- Request:
Reproduce all entries precisely as they are written.

- Records provided:

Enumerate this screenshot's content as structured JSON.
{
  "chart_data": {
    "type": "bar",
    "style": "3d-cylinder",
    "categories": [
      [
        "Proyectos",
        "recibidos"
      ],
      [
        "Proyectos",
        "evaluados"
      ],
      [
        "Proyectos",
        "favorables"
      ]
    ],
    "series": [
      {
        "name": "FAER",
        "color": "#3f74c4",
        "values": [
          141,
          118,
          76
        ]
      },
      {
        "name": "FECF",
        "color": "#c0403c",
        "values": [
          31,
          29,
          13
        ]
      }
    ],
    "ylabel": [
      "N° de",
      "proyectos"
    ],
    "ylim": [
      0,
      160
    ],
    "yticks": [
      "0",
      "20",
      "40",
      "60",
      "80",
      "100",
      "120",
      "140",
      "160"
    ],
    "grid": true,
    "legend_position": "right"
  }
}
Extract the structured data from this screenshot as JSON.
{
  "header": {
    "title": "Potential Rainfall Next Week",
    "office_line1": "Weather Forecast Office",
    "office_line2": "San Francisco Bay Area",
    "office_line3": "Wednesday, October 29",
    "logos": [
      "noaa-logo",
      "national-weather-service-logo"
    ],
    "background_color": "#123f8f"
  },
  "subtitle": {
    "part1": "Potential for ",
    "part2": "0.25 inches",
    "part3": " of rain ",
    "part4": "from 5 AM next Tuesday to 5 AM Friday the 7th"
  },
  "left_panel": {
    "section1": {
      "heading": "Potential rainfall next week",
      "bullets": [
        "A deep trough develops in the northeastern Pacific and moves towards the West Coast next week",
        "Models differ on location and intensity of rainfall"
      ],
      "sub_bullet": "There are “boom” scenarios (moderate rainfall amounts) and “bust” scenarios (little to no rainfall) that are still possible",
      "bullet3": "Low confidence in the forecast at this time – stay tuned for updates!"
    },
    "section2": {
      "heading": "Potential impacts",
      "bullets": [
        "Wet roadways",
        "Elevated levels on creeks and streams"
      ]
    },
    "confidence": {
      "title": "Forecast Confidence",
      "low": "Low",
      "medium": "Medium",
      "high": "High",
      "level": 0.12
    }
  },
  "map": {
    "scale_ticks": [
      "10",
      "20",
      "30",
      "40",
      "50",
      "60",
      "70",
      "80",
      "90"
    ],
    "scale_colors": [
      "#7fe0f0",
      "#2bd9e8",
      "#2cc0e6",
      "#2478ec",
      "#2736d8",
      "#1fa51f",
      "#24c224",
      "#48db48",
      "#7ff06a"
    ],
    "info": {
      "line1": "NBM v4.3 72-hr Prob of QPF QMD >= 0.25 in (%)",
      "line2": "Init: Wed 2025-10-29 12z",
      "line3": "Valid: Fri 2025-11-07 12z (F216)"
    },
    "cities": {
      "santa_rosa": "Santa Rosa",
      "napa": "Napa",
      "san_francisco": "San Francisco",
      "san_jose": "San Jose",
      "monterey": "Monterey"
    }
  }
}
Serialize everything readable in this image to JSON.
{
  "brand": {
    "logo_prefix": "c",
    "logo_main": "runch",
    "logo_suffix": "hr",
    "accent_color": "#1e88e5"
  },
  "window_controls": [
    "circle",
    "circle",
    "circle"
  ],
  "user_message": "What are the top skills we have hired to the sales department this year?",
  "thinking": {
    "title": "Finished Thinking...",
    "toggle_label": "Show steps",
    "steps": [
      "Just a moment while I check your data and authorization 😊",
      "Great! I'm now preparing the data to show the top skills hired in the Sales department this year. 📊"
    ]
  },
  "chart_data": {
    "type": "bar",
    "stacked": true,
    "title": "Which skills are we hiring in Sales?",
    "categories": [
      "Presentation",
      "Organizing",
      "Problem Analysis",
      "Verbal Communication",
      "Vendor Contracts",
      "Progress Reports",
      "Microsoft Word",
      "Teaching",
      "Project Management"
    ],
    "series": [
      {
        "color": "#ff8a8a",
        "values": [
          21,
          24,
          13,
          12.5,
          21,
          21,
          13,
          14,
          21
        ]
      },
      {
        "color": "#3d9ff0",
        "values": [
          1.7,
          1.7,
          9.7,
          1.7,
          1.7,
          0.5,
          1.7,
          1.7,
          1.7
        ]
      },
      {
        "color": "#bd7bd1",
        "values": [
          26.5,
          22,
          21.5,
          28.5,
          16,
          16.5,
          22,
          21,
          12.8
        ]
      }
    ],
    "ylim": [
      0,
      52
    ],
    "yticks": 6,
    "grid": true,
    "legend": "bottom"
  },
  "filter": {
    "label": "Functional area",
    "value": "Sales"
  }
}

- Task solution:
Enumerate this screenshot's content as structured JSON.
{
  "chart_data": {
    "type": "bar",
    "style": "3d-cylinder",
    "categories": [
      [
        "Proyectos",
        "recibidos"
      ],
      [
        "Proyectos",
        "evaluados"
      ],
      [
        "Proyectos",
        "favorables"
      ]
    ],
    "series": [
      {
        "name": "FAER",
        "color": "#3f74c4",
        "values": [
          141,
          118,
          76
        ]
      },
      {
        "name": "FECF",
        "color": "#c0403c",
        "values": [
          31,
          29,
          13
        ]
      }
    ],
    "ylabel": [
      "N° de",
      "proyectos"
    ],
    "ylim": [
      0,
      160
    ],
    "yticks": [
      "0",
      "20",
      "40",
      "60",
      "80",
      "100",
      "120",
      "140",
      "160"
    ],
    "grid": true,
    "legend_position": "right"
  }
}
Extract the structured data from this screenshot as JSON.
{
  "header": {
    "title": "Potential Rainfall Next Week",
    "office_line1": "Weather Forecast Office",
    "office_line2": "San Francisco Bay Area",
    "office_line3": "Wednesday, October 29",
    "logos": [
      "noaa-logo",
      "national-weather-service-logo"
    ],
    "background_color": "#123f8f"
  },
  "subtitle": {
    "part1": "Potential for ",
    "part2": "0.25 inches",
    "part3": " of rain ",
    "part4": "from 5 AM next Tuesday to 5 AM Friday the 7th"
  },
  "left_panel": {
    "section1": {
      "heading": "Potential rainfall next week",
      "bullets": [
        "A deep trough develops in the northeastern Pacific and moves towards the West Coast next week",
        "Models differ on location and intensity of rainfall"
      ],
      "sub_bullet": "There are “boom” scenarios (moderate rainfall amounts) and “bust” scenarios (little to no rainfall) that are still possible",
      "bullet3": "Low confidence in the forecast at this time – stay tuned for updates!"
    },
    "section2": {
      "heading": "Potential impacts",
      "bullets": [
        "Wet roadways",
        "Elevated levels on creeks and streams"
      ]
    },
    "confidence": {
      "title": "Forecast Confidence",
      "low": "Low",
      "medium": "Medium",
      "high": "High",
      "level": 0.12
    }
  },
  "map": {
    "scale_ticks": [
      "10",
      "20",
      "30",
      "40",
      "50",
      "60",
      "70",
      "80",
      "90"
    ],
    "scale_colors": [
      "#7fe0f0",
      "#2bd9e8",
      "#2cc0e6",
      "#2478ec",
      "#2736d8",
      "#1fa51f",
      "#24c224",
      "#48db48",
      "#7ff06a"
    ],
    "info": {
      "line1": "NBM v4.3 72-hr Prob of QPF QMD >= 0.25 in (%)",
      "line2": "Init: Wed 2025-10-29 12z",
      "line3": "Valid: Fri 2025-11-07 12z (F216)"
    },
    "cities": {
      "santa_rosa": "Santa Rosa",
      "napa": "Napa",
      "san_francisco": "San Francisco",
      "san_jose": "San Jose",
      "monterey": "Monterey"
    }
  }
}
Serialize everything readable in this image to JSON.
{
  "brand": {
    "logo_prefix": "c",
    "logo_main": "runch",
    "logo_suffix": "hr",
    "accent_color": "#1e88e5"
  },
  "window_controls": [
    "circle",
    "circle",
    "circle"
  ],
  "user_message": "What are the top skills we have hired to the sales department this year?",
  "thinking": {
    "title": "Finished Thinking...",
    "toggle_label": "Show steps",
    "steps": [
      "Just a moment while I check your data and authorization 😊",
      "Great! I'm now preparing the data to show the top skills hired in the Sales department this year. 📊"
    ]
  },
  "chart_data": {
    "type": "bar",
    "stacked": true,
    "title": "Which skills are we hiring in Sales?",
    "categories": [
      "Presentation",
      "Organizing",
      "Problem Analysis",
      "Verbal Communication",
      "Vendor Contracts",
      "Progress Reports",
      "Microsoft Word",
      "Teaching",
      "Project Management"
    ],
    "series": [
      {
        "color": "#ff8a8a",
        "values": [
          21,
          24,
          13,
          12.5,
          21,
          21,
          13,
          14,
          21
        ]
      },
      {
        "color": "#3d9ff0",
        "values": [
          1.7,
          1.7,
          9.7,
          1.7,
          1.7,
          0.5,
          1.7,
          1.7,
          1.7
        ]
      },
      {
        "color": "#bd7bd1",
        "values": [
          26.5,
          22,
          21.5,
          28.5,
          16,
          16.5,
          22,
          21,
          12.8
        ]
      }
    ],
    "ylim": [
      0,
      52
    ],
    "yticks": 6,
    "grid": true,
    "legend": "bottom"
  },
  "filter": {
    "label": "Functional area",
    "value": "Sales"
  }
}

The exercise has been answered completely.